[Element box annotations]
========

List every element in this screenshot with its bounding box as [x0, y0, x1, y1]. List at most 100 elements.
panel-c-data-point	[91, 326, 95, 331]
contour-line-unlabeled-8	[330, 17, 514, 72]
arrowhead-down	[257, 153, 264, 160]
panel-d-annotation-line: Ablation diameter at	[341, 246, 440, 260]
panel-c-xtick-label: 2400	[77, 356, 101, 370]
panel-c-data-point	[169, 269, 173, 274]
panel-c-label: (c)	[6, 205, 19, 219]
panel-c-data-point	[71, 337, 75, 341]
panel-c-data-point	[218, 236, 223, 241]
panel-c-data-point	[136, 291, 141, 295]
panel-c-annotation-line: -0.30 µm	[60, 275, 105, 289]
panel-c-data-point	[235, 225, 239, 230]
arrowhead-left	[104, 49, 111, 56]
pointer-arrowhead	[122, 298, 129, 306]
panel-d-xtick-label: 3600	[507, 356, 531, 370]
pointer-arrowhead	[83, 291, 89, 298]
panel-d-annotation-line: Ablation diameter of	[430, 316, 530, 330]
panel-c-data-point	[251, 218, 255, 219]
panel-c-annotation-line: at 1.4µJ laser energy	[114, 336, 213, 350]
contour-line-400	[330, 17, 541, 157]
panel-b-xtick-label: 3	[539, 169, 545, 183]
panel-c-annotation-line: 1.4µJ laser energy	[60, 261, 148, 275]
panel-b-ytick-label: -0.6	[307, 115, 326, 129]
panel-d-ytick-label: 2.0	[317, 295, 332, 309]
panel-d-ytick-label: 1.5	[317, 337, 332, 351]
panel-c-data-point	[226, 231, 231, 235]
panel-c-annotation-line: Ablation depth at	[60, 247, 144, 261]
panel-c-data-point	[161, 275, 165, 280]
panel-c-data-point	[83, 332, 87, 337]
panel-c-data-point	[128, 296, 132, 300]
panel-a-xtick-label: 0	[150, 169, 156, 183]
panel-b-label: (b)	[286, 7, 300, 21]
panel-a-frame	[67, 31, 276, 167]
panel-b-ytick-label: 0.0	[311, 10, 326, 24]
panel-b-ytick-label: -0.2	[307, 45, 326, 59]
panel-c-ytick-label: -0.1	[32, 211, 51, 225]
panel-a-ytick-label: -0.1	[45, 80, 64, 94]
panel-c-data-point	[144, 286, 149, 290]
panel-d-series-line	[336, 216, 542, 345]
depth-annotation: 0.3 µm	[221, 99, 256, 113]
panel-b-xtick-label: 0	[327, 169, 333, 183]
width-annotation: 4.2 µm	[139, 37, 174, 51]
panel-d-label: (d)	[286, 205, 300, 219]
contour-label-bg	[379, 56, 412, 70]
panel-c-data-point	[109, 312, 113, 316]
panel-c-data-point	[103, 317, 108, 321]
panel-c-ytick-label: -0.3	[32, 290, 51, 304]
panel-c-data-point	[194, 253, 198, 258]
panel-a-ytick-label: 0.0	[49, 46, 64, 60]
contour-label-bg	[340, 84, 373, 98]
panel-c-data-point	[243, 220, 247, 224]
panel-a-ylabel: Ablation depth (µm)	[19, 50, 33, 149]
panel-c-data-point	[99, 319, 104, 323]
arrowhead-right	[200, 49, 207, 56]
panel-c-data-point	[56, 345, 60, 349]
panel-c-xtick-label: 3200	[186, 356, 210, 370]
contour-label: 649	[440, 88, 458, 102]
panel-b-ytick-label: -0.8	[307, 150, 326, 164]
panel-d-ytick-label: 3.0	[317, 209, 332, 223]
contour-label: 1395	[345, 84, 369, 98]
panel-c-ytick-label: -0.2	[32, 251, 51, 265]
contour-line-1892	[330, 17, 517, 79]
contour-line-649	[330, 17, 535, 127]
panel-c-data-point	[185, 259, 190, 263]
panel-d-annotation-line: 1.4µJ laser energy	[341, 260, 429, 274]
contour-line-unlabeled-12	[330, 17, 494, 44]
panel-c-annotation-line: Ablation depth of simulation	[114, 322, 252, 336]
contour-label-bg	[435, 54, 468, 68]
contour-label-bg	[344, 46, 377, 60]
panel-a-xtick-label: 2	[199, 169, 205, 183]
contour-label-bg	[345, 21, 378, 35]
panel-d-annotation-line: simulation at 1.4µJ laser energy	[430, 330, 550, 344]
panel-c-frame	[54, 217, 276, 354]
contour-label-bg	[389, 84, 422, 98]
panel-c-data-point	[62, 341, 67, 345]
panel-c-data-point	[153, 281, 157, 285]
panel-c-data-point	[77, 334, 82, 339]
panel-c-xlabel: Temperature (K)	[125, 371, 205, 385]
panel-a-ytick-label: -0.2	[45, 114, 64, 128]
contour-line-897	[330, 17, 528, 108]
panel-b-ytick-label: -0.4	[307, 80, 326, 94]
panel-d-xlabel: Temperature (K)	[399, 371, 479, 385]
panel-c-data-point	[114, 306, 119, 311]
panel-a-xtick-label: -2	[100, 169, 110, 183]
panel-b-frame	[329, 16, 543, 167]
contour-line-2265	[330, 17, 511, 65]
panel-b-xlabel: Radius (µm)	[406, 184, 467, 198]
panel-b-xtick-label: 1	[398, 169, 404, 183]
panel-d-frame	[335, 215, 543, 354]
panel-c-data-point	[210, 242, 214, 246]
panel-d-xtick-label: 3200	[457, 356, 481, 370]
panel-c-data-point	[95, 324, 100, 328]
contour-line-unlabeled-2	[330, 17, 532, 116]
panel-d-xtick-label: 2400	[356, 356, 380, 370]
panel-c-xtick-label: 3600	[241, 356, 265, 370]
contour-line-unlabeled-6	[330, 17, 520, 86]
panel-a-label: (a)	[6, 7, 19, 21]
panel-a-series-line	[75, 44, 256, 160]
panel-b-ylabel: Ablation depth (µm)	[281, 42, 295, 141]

========

Your task: Collect every line in the rows above that contains the string "xlabel".

Task answer:
panel-c-xlabel: Temperature (K)	[125, 371, 205, 385]
panel-d-xlabel: Temperature (K)	[399, 371, 479, 385]
panel-b-xlabel: Radius (µm)	[406, 184, 467, 198]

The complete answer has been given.